— Begin —
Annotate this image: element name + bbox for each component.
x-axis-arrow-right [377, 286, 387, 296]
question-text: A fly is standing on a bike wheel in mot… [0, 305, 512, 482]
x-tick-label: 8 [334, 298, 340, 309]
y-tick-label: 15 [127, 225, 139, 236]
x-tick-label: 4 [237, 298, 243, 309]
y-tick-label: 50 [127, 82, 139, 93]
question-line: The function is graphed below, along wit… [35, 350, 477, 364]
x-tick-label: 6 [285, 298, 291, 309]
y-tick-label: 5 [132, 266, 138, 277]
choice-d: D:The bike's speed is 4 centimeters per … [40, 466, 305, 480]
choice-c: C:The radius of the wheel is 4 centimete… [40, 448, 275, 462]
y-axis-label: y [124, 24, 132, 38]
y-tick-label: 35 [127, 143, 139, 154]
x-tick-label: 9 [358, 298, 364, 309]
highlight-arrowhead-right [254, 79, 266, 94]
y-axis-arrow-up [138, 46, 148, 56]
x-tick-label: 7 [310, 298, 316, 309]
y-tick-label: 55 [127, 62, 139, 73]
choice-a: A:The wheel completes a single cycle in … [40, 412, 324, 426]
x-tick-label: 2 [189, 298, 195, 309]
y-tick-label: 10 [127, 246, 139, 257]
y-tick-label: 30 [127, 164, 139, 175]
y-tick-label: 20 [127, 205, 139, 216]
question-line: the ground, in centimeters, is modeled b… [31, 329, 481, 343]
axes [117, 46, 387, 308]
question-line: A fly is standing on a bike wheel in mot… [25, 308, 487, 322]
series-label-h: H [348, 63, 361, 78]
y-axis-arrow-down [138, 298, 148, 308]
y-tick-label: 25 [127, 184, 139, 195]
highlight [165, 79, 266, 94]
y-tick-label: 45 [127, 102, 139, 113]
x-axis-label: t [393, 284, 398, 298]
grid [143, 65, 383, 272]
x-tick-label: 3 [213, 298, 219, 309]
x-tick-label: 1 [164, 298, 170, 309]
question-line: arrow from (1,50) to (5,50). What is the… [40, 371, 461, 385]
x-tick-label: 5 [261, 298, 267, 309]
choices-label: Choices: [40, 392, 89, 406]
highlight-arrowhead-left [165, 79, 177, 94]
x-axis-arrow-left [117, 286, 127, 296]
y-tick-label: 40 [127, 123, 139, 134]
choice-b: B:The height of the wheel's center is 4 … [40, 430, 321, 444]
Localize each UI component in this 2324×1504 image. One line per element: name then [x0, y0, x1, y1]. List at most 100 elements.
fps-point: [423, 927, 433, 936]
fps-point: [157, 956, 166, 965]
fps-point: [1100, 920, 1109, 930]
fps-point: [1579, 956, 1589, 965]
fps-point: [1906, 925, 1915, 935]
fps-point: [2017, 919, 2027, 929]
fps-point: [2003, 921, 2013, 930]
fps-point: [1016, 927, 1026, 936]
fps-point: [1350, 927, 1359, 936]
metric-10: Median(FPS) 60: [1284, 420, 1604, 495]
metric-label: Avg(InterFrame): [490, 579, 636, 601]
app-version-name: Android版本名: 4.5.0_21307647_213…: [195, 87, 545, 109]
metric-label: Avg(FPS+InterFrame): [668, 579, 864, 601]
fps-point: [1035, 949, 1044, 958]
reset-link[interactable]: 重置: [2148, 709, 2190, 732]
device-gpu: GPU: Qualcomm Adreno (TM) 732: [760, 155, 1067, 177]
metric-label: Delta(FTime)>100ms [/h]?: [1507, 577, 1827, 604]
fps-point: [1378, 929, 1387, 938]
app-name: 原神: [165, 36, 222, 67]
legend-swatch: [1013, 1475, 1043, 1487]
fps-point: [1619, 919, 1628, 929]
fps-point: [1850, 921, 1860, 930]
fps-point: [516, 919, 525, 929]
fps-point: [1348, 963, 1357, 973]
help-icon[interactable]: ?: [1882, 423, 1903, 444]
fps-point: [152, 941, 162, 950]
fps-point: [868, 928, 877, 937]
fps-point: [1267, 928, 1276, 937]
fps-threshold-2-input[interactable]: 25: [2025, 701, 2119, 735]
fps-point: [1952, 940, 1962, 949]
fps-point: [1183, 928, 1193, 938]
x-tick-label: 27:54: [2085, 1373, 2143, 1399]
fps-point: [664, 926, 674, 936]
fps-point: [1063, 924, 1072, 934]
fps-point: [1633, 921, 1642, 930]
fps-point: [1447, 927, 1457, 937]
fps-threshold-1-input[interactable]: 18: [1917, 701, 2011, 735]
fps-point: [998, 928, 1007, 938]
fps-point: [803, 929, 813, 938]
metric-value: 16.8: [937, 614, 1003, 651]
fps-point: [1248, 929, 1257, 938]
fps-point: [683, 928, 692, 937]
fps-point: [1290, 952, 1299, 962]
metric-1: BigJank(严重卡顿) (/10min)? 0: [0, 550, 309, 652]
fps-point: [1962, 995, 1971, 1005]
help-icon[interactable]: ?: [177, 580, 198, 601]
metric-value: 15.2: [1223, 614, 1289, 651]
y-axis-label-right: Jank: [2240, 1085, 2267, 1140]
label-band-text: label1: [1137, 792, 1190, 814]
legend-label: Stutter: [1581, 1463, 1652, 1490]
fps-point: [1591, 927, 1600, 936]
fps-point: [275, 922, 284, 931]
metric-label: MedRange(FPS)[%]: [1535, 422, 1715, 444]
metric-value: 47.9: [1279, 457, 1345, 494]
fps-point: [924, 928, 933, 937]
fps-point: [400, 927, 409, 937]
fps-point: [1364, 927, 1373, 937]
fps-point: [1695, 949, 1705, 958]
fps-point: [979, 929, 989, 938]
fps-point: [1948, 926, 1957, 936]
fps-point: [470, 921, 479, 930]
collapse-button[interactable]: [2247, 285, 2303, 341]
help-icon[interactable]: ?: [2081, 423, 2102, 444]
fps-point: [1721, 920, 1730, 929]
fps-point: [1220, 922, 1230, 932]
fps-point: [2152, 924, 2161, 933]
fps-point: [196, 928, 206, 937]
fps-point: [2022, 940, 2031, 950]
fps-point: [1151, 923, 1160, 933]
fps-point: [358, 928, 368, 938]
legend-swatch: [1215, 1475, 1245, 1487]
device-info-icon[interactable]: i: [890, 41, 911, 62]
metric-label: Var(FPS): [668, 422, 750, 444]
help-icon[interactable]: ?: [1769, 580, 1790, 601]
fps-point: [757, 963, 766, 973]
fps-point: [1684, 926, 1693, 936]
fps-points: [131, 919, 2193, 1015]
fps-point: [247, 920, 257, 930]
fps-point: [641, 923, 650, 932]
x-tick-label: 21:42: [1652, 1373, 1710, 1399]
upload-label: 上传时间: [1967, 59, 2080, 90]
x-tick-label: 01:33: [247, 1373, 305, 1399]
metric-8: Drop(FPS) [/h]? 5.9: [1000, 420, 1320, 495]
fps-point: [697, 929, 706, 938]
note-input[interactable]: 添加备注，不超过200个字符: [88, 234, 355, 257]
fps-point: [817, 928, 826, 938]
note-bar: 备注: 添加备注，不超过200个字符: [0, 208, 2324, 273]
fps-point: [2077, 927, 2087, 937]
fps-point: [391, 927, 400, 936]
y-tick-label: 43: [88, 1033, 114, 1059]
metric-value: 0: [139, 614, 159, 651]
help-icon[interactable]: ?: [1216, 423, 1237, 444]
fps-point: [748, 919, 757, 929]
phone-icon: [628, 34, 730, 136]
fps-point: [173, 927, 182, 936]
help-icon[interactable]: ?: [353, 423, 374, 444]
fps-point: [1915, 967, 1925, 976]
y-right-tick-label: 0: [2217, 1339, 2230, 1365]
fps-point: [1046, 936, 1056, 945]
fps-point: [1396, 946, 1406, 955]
— End —
Reproduce the entire listing above word for word, without changing a single character.

Annotate this image: element name + bbox for each component.
x-axis-arrow-right [377, 286, 387, 296]
question-text: A fly is standing on a bike wheel in mot… [0, 305, 512, 482]
x-tick-label: 8 [334, 298, 340, 309]
y-tick-label: 15 [127, 225, 139, 236]
x-tick-label: 4 [237, 298, 243, 309]
y-tick-label: 50 [127, 82, 139, 93]
question-line: The function is graphed below, along wit… [35, 350, 477, 364]
x-tick-label: 6 [285, 298, 291, 309]
y-tick-label: 5 [132, 266, 138, 277]
choice-d: D:The bike's speed is 4 centimeters per … [40, 466, 305, 480]
choice-c: C:The radius of the wheel is 4 centimete… [40, 448, 275, 462]
y-axis-label: y [124, 24, 132, 38]
y-tick-label: 35 [127, 143, 139, 154]
x-tick-label: 9 [358, 298, 364, 309]
highlight-arrowhead-right [254, 79, 266, 94]
y-axis-arrow-up [138, 46, 148, 56]
x-tick-label: 7 [310, 298, 316, 309]
y-tick-label: 55 [127, 62, 139, 73]
choice-a: A:The wheel completes a single cycle in … [40, 412, 324, 426]
x-tick-label: 2 [189, 298, 195, 309]
y-tick-label: 10 [127, 246, 139, 257]
y-tick-label: 30 [127, 164, 139, 175]
y-tick-label: 20 [127, 205, 139, 216]
question-line: the ground, in centimeters, is modeled b… [31, 329, 481, 343]
axes [117, 46, 387, 308]
question-line: A fly is standing on a bike wheel in mot… [25, 308, 487, 322]
series-label-h: H [348, 63, 361, 78]
y-axis-arrow-down [138, 298, 148, 308]
y-tick-label: 25 [127, 184, 139, 195]
highlight [165, 79, 266, 94]
y-tick-label: 45 [127, 102, 139, 113]
x-axis-label: t [393, 284, 398, 298]
grid [143, 65, 383, 272]
x-tick-label: 3 [213, 298, 219, 309]
x-tick-label: 1 [164, 298, 170, 309]
question-line: arrow from (1,50) to (5,50). What is the… [40, 371, 461, 385]
x-tick-label: 5 [261, 298, 267, 309]
choices-label: Choices: [40, 392, 89, 406]
highlight-arrowhead-left [165, 79, 177, 94]
x-axis-arrow-left [117, 286, 127, 296]
y-tick-label: 40 [127, 123, 139, 134]
choice-b: B:The height of the wheel's center is 4 … [40, 430, 321, 444]
Localize each UI component in this 2324×1504 image. One line per element: name then [x0, y0, x1, y1]. List at most 100 elements.
fps-point: [423, 927, 433, 936]
fps-point: [157, 956, 166, 965]
fps-point: [1100, 920, 1109, 930]
fps-point: [1579, 956, 1589, 965]
fps-point: [1906, 925, 1915, 935]
fps-point: [2017, 919, 2027, 929]
fps-point: [2003, 921, 2013, 930]
fps-point: [1016, 927, 1026, 936]
fps-point: [1350, 927, 1359, 936]
metric-10: Median(FPS) 60: [1284, 420, 1604, 495]
metric-label: Avg(InterFrame): [490, 579, 636, 601]
app-version-name: Android版本名: 4.5.0_21307647_213…: [195, 87, 545, 109]
metric-label: Avg(FPS+InterFrame): [668, 579, 864, 601]
fps-point: [1035, 949, 1044, 958]
reset-link[interactable]: 重置: [2148, 709, 2190, 732]
device-gpu: GPU: Qualcomm Adreno (TM) 732: [760, 155, 1067, 177]
metric-label: Delta(FTime)>100ms [/h]?: [1507, 577, 1827, 604]
fps-point: [1378, 929, 1387, 938]
app-name: 原神: [165, 36, 222, 67]
legend-swatch: [1013, 1475, 1043, 1487]
fps-point: [1619, 919, 1628, 929]
fps-point: [1850, 921, 1860, 930]
fps-point: [516, 919, 525, 929]
fps-point: [1348, 963, 1357, 973]
help-icon[interactable]: ?: [1882, 423, 1903, 444]
fps-point: [152, 941, 162, 950]
fps-point: [868, 928, 877, 937]
fps-point: [1267, 928, 1276, 937]
fps-threshold-2-input[interactable]: 25: [2025, 701, 2119, 735]
fps-point: [1952, 940, 1962, 949]
fps-point: [1183, 928, 1193, 938]
x-tick-label: 27:54: [2085, 1373, 2143, 1399]
fps-point: [664, 926, 674, 936]
fps-point: [1063, 924, 1072, 934]
fps-point: [1633, 921, 1642, 930]
fps-point: [1447, 927, 1457, 937]
fps-threshold-1-input[interactable]: 18: [1917, 701, 2011, 735]
fps-point: [998, 928, 1007, 938]
fps-point: [803, 929, 813, 938]
metric-value: 16.8: [937, 614, 1003, 651]
fps-point: [1248, 929, 1257, 938]
fps-point: [683, 928, 692, 937]
fps-point: [1290, 952, 1299, 962]
metric-1: BigJank(严重卡顿) (/10min)? 0: [0, 550, 309, 652]
fps-point: [1962, 995, 1971, 1005]
help-icon[interactable]: ?: [177, 580, 198, 601]
metric-value: 15.2: [1223, 614, 1289, 651]
y-axis-label-right: Jank: [2240, 1085, 2267, 1140]
label-band-text: label1: [1137, 792, 1190, 814]
legend-label: Stutter: [1581, 1463, 1652, 1490]
fps-point: [1591, 927, 1600, 936]
fps-point: [275, 922, 284, 931]
metric-label: MedRange(FPS)[%]: [1535, 422, 1715, 444]
metric-value: 47.9: [1279, 457, 1345, 494]
fps-point: [924, 928, 933, 937]
fps-point: [400, 927, 409, 937]
fps-point: [1364, 927, 1373, 937]
fps-point: [1695, 949, 1705, 958]
fps-point: [979, 929, 989, 938]
fps-point: [1948, 926, 1957, 936]
fps-point: [470, 921, 479, 930]
collapse-button[interactable]: [2247, 285, 2303, 341]
help-icon[interactable]: ?: [2081, 423, 2102, 444]
fps-point: [1721, 920, 1730, 929]
fps-point: [1220, 922, 1230, 932]
fps-point: [2152, 924, 2161, 933]
fps-point: [196, 928, 206, 937]
fps-point: [2022, 940, 2031, 950]
fps-point: [1151, 923, 1160, 933]
fps-point: [358, 928, 368, 938]
legend-swatch: [1215, 1475, 1245, 1487]
device-info-icon[interactable]: i: [890, 41, 911, 62]
metric-label: Var(FPS): [668, 422, 750, 444]
help-icon[interactable]: ?: [1769, 580, 1790, 601]
fps-point: [757, 963, 766, 973]
fps-point: [1684, 926, 1693, 936]
fps-points: [131, 919, 2193, 1015]
fps-point: [247, 920, 257, 930]
fps-point: [641, 923, 650, 932]
x-tick-label: 21:42: [1652, 1373, 1710, 1399]
upload-label: 上传时间: [1967, 59, 2080, 90]
x-tick-label: 01:33: [247, 1373, 305, 1399]
metric-8: Drop(FPS) [/h]? 5.9: [1000, 420, 1320, 495]
fps-point: [697, 929, 706, 938]
note-input[interactable]: 添加备注，不超过200个字符: [88, 234, 355, 257]
fps-point: [817, 928, 826, 938]
note-bar: 备注: 添加备注，不超过200个字符: [0, 208, 2324, 273]
fps-point: [2077, 927, 2087, 937]
fps-point: [391, 927, 400, 936]
y-tick-label: 43: [88, 1033, 114, 1059]
metric-value: 0: [139, 614, 159, 651]
help-icon[interactable]: ?: [1216, 423, 1237, 444]
fps-point: [748, 919, 757, 929]
phone-icon: [628, 34, 730, 136]
fps-point: [173, 927, 182, 936]
help-icon[interactable]: ?: [353, 423, 374, 444]
fps-point: [1915, 967, 1925, 976]
y-right-tick-label: 0: [2217, 1339, 2230, 1365]
fps-point: [1046, 936, 1056, 945]
fps-point: [1396, 946, 1406, 955]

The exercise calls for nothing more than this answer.